*WHAT IS BEING ASKED*: Produce a word-for-word copy of the listing below without its pictures.

++++ SOURCE RECORDS ++++

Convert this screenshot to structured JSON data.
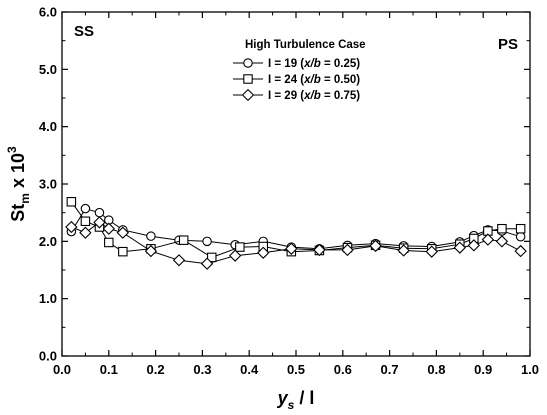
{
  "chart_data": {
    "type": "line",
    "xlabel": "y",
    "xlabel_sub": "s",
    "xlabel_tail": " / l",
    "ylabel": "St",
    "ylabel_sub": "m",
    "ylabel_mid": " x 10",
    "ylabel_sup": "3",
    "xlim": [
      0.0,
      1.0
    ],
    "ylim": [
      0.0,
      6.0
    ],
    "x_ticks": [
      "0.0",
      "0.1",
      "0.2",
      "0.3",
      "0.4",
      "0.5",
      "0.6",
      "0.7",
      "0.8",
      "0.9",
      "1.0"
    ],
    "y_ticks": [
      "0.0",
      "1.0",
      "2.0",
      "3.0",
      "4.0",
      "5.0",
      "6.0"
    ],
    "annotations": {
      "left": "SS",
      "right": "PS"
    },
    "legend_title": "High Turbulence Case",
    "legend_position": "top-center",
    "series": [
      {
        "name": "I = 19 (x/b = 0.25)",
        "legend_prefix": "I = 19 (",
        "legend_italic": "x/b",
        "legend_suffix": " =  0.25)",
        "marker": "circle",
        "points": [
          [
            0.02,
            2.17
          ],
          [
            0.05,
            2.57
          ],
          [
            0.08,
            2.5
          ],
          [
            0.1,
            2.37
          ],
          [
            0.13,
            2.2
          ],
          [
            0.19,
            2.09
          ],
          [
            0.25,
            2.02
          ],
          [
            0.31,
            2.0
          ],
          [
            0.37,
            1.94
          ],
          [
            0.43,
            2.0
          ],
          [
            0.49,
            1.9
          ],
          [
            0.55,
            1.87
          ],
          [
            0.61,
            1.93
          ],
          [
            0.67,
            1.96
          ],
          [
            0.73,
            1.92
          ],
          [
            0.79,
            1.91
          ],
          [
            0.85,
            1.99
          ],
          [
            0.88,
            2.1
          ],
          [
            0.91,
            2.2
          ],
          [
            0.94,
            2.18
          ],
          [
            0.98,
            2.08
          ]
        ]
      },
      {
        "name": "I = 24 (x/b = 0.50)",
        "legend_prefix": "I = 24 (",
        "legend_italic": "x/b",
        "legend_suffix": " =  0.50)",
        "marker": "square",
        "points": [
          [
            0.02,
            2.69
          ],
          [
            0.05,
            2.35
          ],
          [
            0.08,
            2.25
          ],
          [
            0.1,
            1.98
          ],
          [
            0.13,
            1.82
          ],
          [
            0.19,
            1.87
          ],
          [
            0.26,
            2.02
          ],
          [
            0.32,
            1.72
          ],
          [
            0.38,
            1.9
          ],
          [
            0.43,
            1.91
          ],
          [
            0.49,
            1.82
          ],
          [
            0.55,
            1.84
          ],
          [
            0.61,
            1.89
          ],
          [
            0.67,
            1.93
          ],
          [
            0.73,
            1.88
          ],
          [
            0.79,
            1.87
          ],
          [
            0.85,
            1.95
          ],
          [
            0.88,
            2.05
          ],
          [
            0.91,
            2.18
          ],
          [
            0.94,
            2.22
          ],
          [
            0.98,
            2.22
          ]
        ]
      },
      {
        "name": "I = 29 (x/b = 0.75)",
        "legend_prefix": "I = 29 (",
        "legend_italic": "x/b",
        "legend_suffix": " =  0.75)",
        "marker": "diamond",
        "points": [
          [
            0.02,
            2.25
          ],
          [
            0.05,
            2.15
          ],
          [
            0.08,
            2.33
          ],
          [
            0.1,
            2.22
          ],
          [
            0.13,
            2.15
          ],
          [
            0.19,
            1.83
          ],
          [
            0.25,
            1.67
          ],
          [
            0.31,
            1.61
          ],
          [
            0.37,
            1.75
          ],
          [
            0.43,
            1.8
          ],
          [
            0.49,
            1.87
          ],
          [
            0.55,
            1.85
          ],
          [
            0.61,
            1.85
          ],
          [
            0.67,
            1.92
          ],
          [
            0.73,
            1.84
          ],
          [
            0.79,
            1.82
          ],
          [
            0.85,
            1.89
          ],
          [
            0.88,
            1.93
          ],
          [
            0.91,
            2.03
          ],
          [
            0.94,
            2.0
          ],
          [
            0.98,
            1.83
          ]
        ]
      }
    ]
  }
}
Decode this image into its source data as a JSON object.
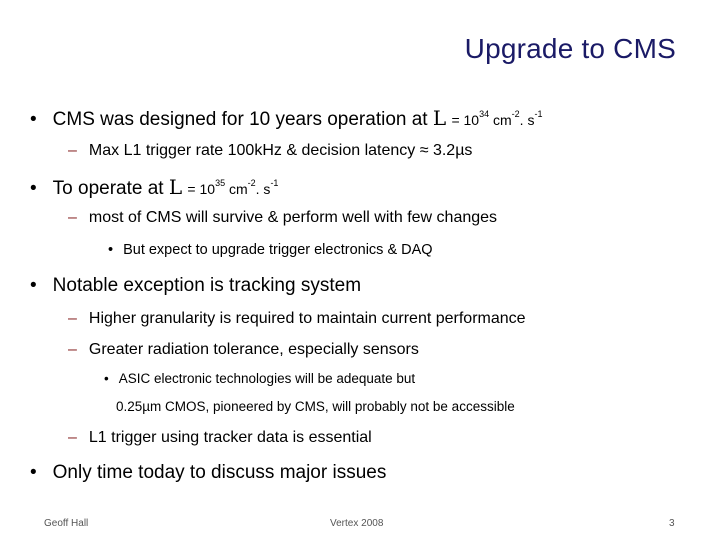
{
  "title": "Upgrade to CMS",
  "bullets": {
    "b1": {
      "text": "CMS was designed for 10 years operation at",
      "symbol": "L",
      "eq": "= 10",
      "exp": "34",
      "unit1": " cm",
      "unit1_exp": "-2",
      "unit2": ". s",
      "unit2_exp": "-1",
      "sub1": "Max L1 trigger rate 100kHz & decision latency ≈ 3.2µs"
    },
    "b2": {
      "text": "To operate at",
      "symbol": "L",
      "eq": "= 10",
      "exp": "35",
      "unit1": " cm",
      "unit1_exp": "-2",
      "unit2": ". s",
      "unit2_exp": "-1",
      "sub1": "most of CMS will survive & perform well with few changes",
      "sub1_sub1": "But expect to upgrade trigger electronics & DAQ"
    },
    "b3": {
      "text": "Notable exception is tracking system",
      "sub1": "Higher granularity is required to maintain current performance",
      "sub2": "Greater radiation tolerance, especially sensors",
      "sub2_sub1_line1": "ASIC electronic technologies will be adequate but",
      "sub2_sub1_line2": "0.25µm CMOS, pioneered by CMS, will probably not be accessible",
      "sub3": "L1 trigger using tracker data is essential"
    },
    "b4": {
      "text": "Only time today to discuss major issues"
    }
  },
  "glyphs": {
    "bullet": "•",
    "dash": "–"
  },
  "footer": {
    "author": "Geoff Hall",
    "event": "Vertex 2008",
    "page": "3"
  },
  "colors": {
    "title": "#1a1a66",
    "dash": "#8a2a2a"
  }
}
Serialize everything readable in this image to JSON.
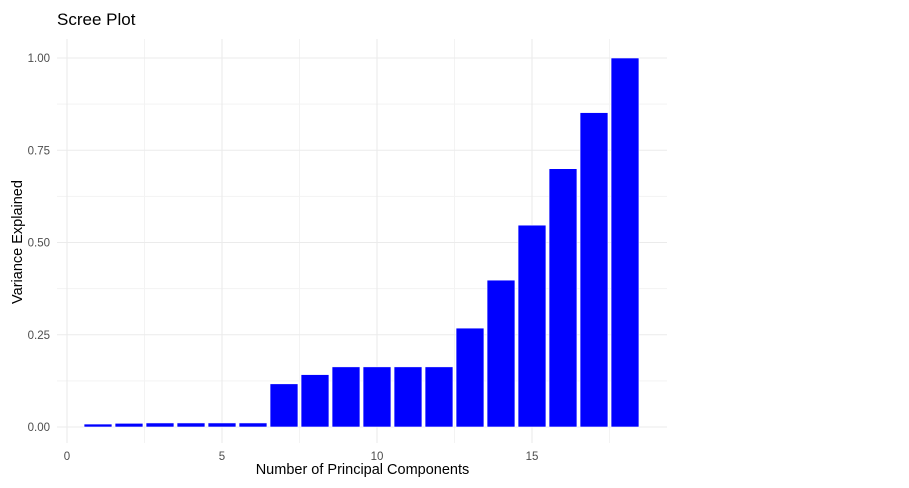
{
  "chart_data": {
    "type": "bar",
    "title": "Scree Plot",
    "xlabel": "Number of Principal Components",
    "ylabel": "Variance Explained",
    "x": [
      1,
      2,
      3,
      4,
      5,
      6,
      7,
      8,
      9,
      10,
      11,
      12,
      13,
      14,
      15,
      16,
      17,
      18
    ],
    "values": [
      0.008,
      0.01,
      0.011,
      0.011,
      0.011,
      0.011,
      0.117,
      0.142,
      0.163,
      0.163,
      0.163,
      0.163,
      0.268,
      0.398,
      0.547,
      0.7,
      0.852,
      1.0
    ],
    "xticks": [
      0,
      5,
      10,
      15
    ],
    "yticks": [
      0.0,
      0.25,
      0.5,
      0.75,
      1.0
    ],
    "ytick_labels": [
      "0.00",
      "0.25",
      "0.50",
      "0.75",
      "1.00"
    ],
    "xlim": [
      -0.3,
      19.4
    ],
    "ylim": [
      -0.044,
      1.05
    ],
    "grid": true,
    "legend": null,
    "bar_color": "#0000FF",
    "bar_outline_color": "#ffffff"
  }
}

++++

*FULL OUTPUT*:
Convert this screenshot to structured JSON data.
{
  "chart_data": {
    "type": "line",
    "xlabel": "y",
    "xlabel_sub": "s",
    "xlabel_tail": " / l",
    "ylabel": "St",
    "ylabel_sub": "m",
    "ylabel_mid": " x 10",
    "ylabel_sup": "3",
    "xlim": [
      0.0,
      1.0
    ],
    "ylim": [
      0.0,
      6.0
    ],
    "x_ticks": [
      "0.0",
      "0.1",
      "0.2",
      "0.3",
      "0.4",
      "0.5",
      "0.6",
      "0.7",
      "0.8",
      "0.9",
      "1.0"
    ],
    "y_ticks": [
      "0.0",
      "1.0",
      "2.0",
      "3.0",
      "4.0",
      "5.0",
      "6.0"
    ],
    "annotations": {
      "left": "SS",
      "right": "PS"
    },
    "legend_title": "High Turbulence Case",
    "legend_position": "top-center",
    "series": [
      {
        "name": "I = 19 (x/b = 0.25)",
        "legend_prefix": "I = 19 (",
        "legend_italic": "x/b",
        "legend_suffix": " =  0.25)",
        "marker": "circle",
        "points": [
          [
            0.02,
            2.17
          ],
          [
            0.05,
            2.57
          ],
          [
            0.08,
            2.5
          ],
          [
            0.1,
            2.37
          ],
          [
            0.13,
            2.2
          ],
          [
            0.19,
            2.09
          ],
          [
            0.25,
            2.02
          ],
          [
            0.31,
            2.0
          ],
          [
            0.37,
            1.94
          ],
          [
            0.43,
            2.0
          ],
          [
            0.49,
            1.9
          ],
          [
            0.55,
            1.87
          ],
          [
            0.61,
            1.93
          ],
          [
            0.67,
            1.96
          ],
          [
            0.73,
            1.92
          ],
          [
            0.79,
            1.91
          ],
          [
            0.85,
            1.99
          ],
          [
            0.88,
            2.1
          ],
          [
            0.91,
            2.2
          ],
          [
            0.94,
            2.18
          ],
          [
            0.98,
            2.08
          ]
        ]
      },
      {
        "name": "I = 24 (x/b = 0.50)",
        "legend_prefix": "I = 24 (",
        "legend_italic": "x/b",
        "legend_suffix": " =  0.50)",
        "marker": "square",
        "points": [
          [
            0.02,
            2.69
          ],
          [
            0.05,
            2.35
          ],
          [
            0.08,
            2.25
          ],
          [
            0.1,
            1.98
          ],
          [
            0.13,
            1.82
          ],
          [
            0.19,
            1.87
          ],
          [
            0.26,
            2.02
          ],
          [
            0.32,
            1.72
          ],
          [
            0.38,
            1.9
          ],
          [
            0.43,
            1.91
          ],
          [
            0.49,
            1.82
          ],
          [
            0.55,
            1.84
          ],
          [
            0.61,
            1.89
          ],
          [
            0.67,
            1.93
          ],
          [
            0.73,
            1.88
          ],
          [
            0.79,
            1.87
          ],
          [
            0.85,
            1.95
          ],
          [
            0.88,
            2.05
          ],
          [
            0.91,
            2.18
          ],
          [
            0.94,
            2.22
          ],
          [
            0.98,
            2.22
          ]
        ]
      },
      {
        "name": "I = 29 (x/b = 0.75)",
        "legend_prefix": "I = 29 (",
        "legend_italic": "x/b",
        "legend_suffix": " =  0.75)",
        "marker": "diamond",
        "points": [
          [
            0.02,
            2.25
          ],
          [
            0.05,
            2.15
          ],
          [
            0.08,
            2.33
          ],
          [
            0.1,
            2.22
          ],
          [
            0.13,
            2.15
          ],
          [
            0.19,
            1.83
          ],
          [
            0.25,
            1.67
          ],
          [
            0.31,
            1.61
          ],
          [
            0.37,
            1.75
          ],
          [
            0.43,
            1.8
          ],
          [
            0.49,
            1.87
          ],
          [
            0.55,
            1.85
          ],
          [
            0.61,
            1.85
          ],
          [
            0.67,
            1.92
          ],
          [
            0.73,
            1.84
          ],
          [
            0.79,
            1.82
          ],
          [
            0.85,
            1.89
          ],
          [
            0.88,
            1.93
          ],
          [
            0.91,
            2.03
          ],
          [
            0.94,
            2.0
          ],
          [
            0.98,
            1.83
          ]
        ]
      }
    ]
  }
}
Decode this image into its source data as a JSON object.
{
  "title": "Upgrade to CMS",
  "bullets": {
    "b1": {
      "text": "CMS was designed for 10 years operation at",
      "symbol": "L",
      "eq": "= 10",
      "exp": "34",
      "unit1": " cm",
      "unit1_exp": "-2",
      "unit2": ". s",
      "unit2_exp": "-1",
      "sub1": "Max L1 trigger rate 100kHz & decision latency ≈ 3.2µs"
    },
    "b2": {
      "text": "To operate at",
      "symbol": "L",
      "eq": "= 10",
      "exp": "35",
      "unit1": " cm",
      "unit1_exp": "-2",
      "unit2": ". s",
      "unit2_exp": "-1",
      "sub1": "most of CMS will survive & perform well with few changes",
      "sub1_sub1": "But expect to upgrade trigger electronics & DAQ"
    },
    "b3": {
      "text": "Notable exception is tracking system",
      "sub1": "Higher granularity is required to maintain current performance",
      "sub2": "Greater radiation tolerance, especially sensors",
      "sub2_sub1_line1": "ASIC electronic technologies will be adequate but",
      "sub2_sub1_line2": "0.25µm CMOS, pioneered by CMS, will probably not be accessible",
      "sub3": "L1 trigger using tracker data is essential"
    },
    "b4": {
      "text": "Only time today to discuss major issues"
    }
  },
  "glyphs": {
    "bullet": "•",
    "dash": "–"
  },
  "footer": {
    "author": "Geoff Hall",
    "event": "Vertex 2008",
    "page": "3"
  },
  "colors": {
    "title": "#1a1a66",
    "dash": "#8a2a2a"
  }
}
Serialize everything readable in this image to JSON.
{
  "chart_data": {
    "type": "bar",
    "title": "Scree Plot",
    "xlabel": "Number of Principal Components",
    "ylabel": "Variance Explained",
    "x": [
      1,
      2,
      3,
      4,
      5,
      6,
      7,
      8,
      9,
      10,
      11,
      12,
      13,
      14,
      15,
      16,
      17,
      18
    ],
    "values": [
      0.008,
      0.01,
      0.011,
      0.011,
      0.011,
      0.011,
      0.117,
      0.142,
      0.163,
      0.163,
      0.163,
      0.163,
      0.268,
      0.398,
      0.547,
      0.7,
      0.852,
      1.0
    ],
    "xticks": [
      0,
      5,
      10,
      15
    ],
    "yticks": [
      0.0,
      0.25,
      0.5,
      0.75,
      1.0
    ],
    "ytick_labels": [
      "0.00",
      "0.25",
      "0.50",
      "0.75",
      "1.00"
    ],
    "xlim": [
      -0.3,
      19.4
    ],
    "ylim": [
      -0.044,
      1.05
    ],
    "grid": true,
    "legend": null,
    "bar_color": "#0000FF",
    "bar_outline_color": "#ffffff"
  }
}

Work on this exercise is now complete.